**EXCERPTED TEXT**

Saturday, 9 June 2018

The Morality Of Survival

Stationed in France, Jack Havig:

travels to England;

visits Elizabethan London, where he needs to learn the pronunciation of English;

converts a silver ingot into coins;

lodges in a half-timbered inn;

goes to the Globe;

has a good time;

in a slum district, is offered cheap sex with a young virgin by her mother;

is appalled but learns that the girl:

is all for it;
will be better of as a prostitute than as a domestic servant;
would probably not even be employed as a servant because of class antagonisms;
would prefer Havig to someone older and less healthy;
would neither understand nor accept if he offered her financial help without any return;
like her whole society, has no concept of an age of consent.

For four years of Meg's life, she and Havig, who poses as a Dutch diplomat, live together which means that he pays the rent in advance and occasionally visits from the twentieth century where he must travel from France to London. Eventually, she marries a journeymen and Havig gives them a wedding present and checks that their life is alright for the next decade.

Like Pum in the Time Patrol series, Meg was fortunate to meet a time traveler. Everard also visits Elizabethan London but we know of this only through a reminiscence. See Careers In Space And Time here.

3 comments:

Sean M. Brooks said...

Kaor, Paul!

And I believe it was during his time with Meg that Havig discovered that mutants like him could not have children with non-time travelers.

Yes, laws and customs were crude and semi-barbaric in the England/Europe of circa AD 1590. Laws about rape barely covered the basics, never mind such refinements as statutory rape and ages of consent.

Sean

S.M. Stirling said...

In point of fact, though, Elizabethans did not consider a woman sexually mature until her late teens (puberty was a bit later then than it is now, usually by about 2 years).

**TASK DESCRIPTION**
Reproduce word for word the stretch of the blog post on Jack Havig in Elizabethan London from "Sean M. Brooks" through "S.M. Stirling said...".

**EXTRACTED DATA**
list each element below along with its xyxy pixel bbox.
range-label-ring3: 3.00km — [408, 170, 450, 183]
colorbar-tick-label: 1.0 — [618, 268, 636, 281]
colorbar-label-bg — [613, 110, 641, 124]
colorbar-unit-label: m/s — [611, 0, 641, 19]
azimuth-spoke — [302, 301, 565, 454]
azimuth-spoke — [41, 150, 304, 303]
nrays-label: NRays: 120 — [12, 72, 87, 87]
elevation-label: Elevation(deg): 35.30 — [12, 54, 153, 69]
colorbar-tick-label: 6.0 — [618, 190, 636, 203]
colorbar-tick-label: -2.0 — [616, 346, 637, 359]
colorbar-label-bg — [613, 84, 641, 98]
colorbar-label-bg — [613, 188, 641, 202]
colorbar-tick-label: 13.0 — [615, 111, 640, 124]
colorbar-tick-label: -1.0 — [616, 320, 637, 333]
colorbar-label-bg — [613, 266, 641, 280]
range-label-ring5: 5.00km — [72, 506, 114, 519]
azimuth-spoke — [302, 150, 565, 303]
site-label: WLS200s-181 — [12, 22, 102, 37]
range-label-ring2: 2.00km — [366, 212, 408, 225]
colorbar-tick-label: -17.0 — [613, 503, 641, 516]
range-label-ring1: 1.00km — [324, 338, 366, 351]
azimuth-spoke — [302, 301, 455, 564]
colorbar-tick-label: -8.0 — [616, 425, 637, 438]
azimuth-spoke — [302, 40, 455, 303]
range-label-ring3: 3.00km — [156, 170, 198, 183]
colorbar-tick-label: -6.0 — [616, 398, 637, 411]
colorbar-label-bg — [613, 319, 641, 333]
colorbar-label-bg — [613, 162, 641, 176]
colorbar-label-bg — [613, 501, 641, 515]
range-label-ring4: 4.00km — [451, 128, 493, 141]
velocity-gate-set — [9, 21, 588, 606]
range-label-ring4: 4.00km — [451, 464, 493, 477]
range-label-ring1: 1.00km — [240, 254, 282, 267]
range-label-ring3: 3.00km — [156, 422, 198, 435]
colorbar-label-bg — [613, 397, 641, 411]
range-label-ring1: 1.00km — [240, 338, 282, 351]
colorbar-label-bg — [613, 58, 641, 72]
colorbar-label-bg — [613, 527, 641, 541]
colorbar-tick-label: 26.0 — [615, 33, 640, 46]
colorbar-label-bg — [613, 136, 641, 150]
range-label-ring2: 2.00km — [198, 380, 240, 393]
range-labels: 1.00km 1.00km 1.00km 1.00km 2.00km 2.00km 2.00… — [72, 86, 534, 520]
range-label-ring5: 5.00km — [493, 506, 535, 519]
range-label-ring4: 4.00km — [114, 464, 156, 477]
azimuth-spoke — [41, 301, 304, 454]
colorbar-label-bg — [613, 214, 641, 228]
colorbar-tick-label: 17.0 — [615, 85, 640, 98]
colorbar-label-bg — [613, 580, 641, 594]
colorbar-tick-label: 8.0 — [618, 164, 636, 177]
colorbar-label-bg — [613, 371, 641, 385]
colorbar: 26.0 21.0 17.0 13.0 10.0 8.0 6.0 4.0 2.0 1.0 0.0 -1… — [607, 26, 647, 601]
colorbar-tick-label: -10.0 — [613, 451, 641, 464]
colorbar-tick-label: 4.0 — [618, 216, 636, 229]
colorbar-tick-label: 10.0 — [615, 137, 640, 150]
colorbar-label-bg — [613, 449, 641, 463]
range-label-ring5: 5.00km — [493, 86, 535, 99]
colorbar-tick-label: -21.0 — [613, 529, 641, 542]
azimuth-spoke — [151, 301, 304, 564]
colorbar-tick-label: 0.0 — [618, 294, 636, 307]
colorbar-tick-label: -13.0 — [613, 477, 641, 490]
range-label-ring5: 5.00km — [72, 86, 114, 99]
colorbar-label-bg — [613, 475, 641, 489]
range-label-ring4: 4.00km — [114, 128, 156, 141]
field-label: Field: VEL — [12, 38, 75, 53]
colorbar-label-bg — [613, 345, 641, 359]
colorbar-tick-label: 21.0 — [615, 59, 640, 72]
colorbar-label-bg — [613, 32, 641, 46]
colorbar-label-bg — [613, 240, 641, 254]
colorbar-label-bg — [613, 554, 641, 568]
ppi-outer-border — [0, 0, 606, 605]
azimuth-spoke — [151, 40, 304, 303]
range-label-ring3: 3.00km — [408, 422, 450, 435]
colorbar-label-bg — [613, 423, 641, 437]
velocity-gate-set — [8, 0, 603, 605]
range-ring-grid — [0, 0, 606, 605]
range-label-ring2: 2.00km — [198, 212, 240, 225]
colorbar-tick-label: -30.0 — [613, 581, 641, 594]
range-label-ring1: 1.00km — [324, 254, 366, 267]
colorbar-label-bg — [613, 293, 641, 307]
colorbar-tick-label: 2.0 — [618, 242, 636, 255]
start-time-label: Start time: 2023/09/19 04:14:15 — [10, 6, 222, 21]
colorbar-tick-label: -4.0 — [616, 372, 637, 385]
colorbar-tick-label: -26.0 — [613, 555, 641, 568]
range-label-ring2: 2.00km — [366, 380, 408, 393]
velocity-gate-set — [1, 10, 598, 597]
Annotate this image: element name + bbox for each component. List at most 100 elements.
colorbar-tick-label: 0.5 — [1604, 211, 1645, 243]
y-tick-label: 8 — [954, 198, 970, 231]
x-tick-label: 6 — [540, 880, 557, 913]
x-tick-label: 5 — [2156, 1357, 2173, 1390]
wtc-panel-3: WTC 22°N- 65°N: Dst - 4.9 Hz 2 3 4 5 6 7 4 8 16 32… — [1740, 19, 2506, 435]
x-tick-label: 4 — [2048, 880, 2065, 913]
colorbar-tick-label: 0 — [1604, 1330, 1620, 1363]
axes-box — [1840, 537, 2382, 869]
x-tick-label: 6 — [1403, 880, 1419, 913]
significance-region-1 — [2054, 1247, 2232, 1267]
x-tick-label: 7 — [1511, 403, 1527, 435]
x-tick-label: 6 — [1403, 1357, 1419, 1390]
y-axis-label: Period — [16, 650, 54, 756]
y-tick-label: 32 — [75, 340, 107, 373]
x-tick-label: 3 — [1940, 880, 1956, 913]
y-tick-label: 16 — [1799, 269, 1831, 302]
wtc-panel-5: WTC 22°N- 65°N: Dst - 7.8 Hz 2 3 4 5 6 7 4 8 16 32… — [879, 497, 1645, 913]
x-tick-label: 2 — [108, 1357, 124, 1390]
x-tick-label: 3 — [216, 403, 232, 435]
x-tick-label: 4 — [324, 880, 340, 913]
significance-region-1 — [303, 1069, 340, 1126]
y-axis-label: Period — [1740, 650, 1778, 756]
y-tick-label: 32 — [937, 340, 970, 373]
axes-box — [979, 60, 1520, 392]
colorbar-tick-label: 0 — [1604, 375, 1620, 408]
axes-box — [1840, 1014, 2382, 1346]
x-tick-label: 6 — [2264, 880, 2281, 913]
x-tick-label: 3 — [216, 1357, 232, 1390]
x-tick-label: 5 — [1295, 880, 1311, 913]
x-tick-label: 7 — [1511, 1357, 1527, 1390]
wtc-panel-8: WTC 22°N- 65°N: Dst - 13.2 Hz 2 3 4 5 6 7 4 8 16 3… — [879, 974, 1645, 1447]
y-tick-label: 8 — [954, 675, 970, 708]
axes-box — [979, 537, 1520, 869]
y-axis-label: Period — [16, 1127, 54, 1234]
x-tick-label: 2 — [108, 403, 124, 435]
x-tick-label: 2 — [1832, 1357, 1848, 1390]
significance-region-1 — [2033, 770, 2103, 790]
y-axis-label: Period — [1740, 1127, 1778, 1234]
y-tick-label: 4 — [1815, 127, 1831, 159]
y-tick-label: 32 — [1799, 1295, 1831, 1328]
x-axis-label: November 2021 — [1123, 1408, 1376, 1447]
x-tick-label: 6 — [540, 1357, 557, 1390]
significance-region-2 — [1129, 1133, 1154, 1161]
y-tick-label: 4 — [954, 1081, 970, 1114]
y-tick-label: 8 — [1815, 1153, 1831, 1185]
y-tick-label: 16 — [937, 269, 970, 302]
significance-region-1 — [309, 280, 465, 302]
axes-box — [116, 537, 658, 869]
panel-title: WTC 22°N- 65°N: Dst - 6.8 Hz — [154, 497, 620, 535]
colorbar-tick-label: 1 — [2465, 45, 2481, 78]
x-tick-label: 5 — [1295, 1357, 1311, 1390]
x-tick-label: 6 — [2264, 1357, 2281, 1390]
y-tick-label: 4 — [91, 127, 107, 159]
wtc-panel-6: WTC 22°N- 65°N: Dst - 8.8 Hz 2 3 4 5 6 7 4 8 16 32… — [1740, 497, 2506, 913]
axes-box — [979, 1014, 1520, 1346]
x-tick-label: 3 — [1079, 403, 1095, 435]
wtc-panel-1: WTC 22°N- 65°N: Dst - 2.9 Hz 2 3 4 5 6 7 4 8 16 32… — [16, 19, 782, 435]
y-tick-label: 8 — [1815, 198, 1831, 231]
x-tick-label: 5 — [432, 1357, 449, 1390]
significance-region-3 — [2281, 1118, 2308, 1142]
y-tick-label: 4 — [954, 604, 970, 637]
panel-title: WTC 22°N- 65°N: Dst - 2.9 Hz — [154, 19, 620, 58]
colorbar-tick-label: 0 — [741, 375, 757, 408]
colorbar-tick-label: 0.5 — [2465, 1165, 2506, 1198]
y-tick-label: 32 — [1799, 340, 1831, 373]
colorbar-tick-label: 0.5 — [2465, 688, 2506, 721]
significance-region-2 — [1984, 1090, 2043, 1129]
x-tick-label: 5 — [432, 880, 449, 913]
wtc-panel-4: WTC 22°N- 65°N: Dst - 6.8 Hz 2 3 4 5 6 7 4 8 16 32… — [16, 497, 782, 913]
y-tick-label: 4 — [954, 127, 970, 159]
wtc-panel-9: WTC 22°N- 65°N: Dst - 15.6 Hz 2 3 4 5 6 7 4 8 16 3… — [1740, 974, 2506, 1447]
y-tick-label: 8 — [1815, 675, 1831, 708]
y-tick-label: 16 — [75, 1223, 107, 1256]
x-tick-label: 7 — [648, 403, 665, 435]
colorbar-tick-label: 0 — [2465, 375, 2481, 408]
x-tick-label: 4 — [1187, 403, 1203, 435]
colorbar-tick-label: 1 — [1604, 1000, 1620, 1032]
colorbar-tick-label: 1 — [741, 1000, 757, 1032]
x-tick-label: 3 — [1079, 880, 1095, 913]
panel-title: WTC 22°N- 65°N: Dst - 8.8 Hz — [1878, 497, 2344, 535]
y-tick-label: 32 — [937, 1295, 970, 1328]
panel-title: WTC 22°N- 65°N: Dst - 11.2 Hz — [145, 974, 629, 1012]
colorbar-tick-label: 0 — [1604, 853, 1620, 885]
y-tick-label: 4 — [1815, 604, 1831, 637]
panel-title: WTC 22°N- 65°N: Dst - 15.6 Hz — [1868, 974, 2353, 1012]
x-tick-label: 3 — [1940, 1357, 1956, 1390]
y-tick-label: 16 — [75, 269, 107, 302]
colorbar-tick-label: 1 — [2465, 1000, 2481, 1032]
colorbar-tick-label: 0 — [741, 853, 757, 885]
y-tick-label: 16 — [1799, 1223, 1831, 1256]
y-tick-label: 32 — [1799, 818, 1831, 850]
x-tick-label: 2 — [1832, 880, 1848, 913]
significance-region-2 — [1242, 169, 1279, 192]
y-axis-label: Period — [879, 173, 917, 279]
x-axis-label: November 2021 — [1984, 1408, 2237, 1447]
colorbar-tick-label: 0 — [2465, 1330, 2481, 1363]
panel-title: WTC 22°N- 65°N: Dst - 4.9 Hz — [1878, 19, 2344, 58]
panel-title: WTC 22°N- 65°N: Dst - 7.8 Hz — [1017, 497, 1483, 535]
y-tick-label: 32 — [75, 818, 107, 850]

**RESPONSE TO THE EXERCISE**
Sean M. Brooks said...

Kaor, Paul!

And I believe it was during his time with Meg that Havig discovered that mutants like him could not have children with non-time travelers.

Yes, laws and customs were crude and semi-barbaric in the England/Europe of circa AD 1590. Laws about rape barely covered the basics, never mind such refinements as statutory rape and ages of consent.

Sean

S.M. Stirling said...